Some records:
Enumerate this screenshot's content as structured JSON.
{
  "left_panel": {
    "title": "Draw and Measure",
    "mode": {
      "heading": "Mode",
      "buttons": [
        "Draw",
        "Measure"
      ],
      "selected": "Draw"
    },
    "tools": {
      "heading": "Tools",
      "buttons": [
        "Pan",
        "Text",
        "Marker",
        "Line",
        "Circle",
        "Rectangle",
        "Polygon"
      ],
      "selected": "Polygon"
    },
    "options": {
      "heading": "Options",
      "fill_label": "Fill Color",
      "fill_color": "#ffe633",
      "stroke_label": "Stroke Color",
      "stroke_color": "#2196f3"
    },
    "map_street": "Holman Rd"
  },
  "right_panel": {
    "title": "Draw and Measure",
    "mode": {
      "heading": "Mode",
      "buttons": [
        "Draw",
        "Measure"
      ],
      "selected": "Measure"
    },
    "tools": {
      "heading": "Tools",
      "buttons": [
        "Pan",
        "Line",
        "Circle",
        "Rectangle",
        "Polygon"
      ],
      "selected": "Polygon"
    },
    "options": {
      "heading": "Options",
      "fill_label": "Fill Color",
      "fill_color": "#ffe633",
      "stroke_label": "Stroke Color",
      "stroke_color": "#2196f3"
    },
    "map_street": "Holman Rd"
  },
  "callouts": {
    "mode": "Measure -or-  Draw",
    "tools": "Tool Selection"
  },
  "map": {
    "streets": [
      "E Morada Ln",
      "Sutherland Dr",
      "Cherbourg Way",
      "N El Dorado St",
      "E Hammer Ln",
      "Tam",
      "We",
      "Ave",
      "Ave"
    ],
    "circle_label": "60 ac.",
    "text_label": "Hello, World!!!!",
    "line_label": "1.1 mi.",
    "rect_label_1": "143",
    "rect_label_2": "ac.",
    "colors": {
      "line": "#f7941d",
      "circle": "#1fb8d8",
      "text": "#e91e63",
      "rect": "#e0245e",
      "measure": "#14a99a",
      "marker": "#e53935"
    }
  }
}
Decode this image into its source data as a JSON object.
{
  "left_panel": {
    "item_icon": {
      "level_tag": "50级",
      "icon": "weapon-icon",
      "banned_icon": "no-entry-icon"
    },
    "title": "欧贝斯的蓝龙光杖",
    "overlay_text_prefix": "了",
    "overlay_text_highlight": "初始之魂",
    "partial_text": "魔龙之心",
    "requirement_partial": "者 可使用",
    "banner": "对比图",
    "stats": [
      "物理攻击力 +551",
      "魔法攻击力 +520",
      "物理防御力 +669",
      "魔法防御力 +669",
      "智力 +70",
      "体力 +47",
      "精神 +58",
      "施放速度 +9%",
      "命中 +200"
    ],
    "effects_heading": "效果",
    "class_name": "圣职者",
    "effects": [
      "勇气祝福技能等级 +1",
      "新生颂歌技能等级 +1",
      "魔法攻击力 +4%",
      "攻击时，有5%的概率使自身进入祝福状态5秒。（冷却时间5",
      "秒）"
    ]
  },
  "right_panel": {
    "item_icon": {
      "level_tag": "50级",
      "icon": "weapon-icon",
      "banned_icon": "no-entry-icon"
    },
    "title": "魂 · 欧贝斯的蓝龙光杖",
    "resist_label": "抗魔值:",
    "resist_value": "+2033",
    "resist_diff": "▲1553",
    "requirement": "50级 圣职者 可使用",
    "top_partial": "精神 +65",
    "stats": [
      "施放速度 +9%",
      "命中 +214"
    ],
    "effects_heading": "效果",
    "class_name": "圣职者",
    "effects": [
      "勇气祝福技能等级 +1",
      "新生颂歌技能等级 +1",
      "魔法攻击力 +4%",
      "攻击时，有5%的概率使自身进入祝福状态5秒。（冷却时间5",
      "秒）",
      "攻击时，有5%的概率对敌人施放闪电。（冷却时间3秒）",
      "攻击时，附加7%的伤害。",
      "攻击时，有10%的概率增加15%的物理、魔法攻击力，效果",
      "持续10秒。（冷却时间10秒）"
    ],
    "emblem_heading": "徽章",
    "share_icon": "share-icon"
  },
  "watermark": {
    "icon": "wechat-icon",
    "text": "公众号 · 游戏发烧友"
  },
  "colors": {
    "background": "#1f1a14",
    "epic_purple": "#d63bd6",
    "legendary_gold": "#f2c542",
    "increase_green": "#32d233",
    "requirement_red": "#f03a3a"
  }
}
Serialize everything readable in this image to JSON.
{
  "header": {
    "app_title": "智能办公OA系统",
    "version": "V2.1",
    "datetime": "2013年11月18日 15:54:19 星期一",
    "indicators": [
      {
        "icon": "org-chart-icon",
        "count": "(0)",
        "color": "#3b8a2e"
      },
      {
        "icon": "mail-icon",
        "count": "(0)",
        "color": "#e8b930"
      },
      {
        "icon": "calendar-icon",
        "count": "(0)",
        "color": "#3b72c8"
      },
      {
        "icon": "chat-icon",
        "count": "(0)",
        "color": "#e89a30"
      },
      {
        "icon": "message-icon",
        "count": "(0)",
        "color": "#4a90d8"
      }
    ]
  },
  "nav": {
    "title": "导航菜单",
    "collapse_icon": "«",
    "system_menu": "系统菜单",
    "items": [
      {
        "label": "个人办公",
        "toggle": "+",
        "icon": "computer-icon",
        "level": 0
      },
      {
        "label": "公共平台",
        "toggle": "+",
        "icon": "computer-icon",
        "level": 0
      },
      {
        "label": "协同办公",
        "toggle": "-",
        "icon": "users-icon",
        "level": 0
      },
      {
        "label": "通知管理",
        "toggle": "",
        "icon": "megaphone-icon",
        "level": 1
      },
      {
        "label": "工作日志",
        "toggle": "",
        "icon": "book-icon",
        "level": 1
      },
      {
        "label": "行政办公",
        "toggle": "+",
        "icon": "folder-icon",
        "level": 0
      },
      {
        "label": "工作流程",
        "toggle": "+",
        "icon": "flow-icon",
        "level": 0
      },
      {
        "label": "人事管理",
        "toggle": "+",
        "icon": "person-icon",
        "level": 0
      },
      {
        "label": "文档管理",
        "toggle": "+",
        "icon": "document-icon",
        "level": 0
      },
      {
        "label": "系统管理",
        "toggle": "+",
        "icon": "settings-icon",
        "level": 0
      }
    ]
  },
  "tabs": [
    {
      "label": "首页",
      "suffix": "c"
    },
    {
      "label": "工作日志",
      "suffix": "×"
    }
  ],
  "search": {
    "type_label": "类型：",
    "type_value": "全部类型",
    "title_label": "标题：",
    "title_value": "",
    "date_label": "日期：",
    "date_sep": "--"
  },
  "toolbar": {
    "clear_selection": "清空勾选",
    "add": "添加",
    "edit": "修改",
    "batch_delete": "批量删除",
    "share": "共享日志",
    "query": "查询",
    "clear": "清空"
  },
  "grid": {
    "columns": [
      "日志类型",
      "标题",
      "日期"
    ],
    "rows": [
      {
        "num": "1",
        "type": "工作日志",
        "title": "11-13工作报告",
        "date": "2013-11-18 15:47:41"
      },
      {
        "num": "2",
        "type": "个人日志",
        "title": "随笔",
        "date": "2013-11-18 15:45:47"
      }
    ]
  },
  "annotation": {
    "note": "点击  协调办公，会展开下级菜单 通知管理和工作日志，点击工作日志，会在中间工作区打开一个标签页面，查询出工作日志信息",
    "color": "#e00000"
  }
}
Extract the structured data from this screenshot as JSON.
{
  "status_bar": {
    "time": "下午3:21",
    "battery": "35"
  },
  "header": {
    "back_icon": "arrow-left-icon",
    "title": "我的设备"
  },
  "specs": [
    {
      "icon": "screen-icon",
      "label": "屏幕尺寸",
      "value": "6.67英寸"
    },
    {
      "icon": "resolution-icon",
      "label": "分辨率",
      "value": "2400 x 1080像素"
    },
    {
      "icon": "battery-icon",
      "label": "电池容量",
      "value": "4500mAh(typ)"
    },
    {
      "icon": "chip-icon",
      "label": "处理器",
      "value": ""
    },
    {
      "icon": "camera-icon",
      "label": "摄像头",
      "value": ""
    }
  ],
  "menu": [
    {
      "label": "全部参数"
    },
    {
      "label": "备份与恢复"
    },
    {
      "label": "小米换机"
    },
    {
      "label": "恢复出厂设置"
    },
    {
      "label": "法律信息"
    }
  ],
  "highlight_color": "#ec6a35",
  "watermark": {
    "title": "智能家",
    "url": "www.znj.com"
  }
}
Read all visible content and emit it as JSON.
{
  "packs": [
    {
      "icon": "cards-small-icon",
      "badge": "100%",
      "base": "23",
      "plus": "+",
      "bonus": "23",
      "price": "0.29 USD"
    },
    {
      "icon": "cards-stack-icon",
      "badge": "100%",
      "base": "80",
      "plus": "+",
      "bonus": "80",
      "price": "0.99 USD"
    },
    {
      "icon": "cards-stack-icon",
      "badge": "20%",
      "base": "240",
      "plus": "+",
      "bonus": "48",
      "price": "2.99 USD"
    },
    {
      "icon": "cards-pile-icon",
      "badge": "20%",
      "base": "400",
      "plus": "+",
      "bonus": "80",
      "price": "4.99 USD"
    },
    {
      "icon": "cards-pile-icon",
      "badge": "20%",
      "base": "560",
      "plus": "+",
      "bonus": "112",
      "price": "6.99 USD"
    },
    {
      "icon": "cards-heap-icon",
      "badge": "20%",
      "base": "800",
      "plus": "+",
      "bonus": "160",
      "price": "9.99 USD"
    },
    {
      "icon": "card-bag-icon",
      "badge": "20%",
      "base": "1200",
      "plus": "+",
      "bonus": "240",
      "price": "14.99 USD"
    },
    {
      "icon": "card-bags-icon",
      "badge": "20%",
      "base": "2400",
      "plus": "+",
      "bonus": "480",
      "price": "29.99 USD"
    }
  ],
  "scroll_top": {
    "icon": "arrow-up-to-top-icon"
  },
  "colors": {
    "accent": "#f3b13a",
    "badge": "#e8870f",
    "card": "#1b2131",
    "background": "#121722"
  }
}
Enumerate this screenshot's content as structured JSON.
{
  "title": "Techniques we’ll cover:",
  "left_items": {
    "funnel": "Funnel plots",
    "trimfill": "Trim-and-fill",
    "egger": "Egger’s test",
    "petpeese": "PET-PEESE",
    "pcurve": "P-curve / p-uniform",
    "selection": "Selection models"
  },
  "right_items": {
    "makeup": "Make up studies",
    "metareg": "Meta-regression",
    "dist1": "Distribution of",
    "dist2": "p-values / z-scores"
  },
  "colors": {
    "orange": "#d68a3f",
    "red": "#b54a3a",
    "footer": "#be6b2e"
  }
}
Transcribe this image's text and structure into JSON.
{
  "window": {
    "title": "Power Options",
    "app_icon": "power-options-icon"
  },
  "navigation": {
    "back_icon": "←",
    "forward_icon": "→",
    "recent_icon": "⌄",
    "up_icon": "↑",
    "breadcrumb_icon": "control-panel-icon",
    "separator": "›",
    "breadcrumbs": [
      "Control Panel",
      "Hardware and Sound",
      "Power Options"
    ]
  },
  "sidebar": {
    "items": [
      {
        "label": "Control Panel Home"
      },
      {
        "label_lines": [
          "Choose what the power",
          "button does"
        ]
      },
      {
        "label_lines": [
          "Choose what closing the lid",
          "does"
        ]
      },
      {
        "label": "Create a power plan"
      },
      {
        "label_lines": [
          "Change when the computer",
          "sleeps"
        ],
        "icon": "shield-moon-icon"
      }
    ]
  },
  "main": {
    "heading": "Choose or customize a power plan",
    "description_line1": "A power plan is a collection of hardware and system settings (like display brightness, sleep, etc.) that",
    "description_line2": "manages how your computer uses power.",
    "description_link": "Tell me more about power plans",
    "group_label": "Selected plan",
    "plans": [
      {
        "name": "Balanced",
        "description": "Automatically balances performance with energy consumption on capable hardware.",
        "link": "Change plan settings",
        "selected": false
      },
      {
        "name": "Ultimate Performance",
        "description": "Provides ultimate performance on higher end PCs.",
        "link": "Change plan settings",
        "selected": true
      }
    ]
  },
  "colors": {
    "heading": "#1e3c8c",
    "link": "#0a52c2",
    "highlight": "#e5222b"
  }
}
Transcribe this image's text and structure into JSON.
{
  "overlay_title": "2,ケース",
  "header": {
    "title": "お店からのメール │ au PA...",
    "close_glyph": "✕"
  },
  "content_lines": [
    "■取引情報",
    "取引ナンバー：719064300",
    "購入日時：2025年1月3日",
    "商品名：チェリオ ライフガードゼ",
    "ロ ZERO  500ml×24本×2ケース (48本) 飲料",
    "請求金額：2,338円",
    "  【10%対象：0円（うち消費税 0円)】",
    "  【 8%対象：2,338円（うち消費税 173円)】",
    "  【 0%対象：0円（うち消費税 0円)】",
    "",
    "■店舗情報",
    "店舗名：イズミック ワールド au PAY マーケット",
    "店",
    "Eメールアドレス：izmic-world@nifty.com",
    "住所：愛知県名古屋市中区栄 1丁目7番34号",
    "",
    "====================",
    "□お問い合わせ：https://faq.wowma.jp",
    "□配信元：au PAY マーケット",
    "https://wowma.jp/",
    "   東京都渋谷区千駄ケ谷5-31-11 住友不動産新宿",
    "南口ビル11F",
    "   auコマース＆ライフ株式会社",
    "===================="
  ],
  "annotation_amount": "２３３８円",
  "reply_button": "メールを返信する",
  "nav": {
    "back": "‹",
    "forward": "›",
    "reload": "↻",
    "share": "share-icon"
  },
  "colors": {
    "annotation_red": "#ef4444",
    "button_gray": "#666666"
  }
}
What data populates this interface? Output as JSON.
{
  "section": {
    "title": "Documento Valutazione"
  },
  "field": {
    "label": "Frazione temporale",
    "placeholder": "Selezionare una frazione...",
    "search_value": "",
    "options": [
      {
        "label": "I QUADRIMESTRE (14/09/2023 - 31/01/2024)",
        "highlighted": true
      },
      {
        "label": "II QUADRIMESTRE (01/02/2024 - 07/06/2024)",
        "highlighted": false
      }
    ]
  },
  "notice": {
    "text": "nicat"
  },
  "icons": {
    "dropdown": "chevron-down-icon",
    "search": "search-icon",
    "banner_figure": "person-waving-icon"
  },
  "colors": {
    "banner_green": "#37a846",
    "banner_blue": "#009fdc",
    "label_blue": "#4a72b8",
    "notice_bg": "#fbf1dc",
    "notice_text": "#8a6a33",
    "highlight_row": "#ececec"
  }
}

What is asked: Copy out the lines starting at the one containing "What data populates" and ending with the last line of the entries. Include nothing else.

Solution to this task:
What data populates this interface? Output as JSON.
{
  "section": {
    "title": "Documento Valutazione"
  },
  "field": {
    "label": "Frazione temporale",
    "placeholder": "Selezionare una frazione...",
    "search_value": "",
    "options": [
      {
        "label": "I QUADRIMESTRE (14/09/2023 - 31/01/2024)",
        "highlighted": true
      },
      {
        "label": "II QUADRIMESTRE (01/02/2024 - 07/06/2024)",
        "highlighted": false
      }
    ]
  },
  "notice": {
    "text": "nicat"
  },
  "icons": {
    "dropdown": "chevron-down-icon",
    "search": "search-icon",
    "banner_figure": "person-waving-icon"
  },
  "colors": {
    "banner_green": "#37a846",
    "banner_blue": "#009fdc",
    "label_blue": "#4a72b8",
    "notice_bg": "#fbf1dc",
    "notice_text": "#8a6a33",
    "highlight_row": "#ececec"
  }
}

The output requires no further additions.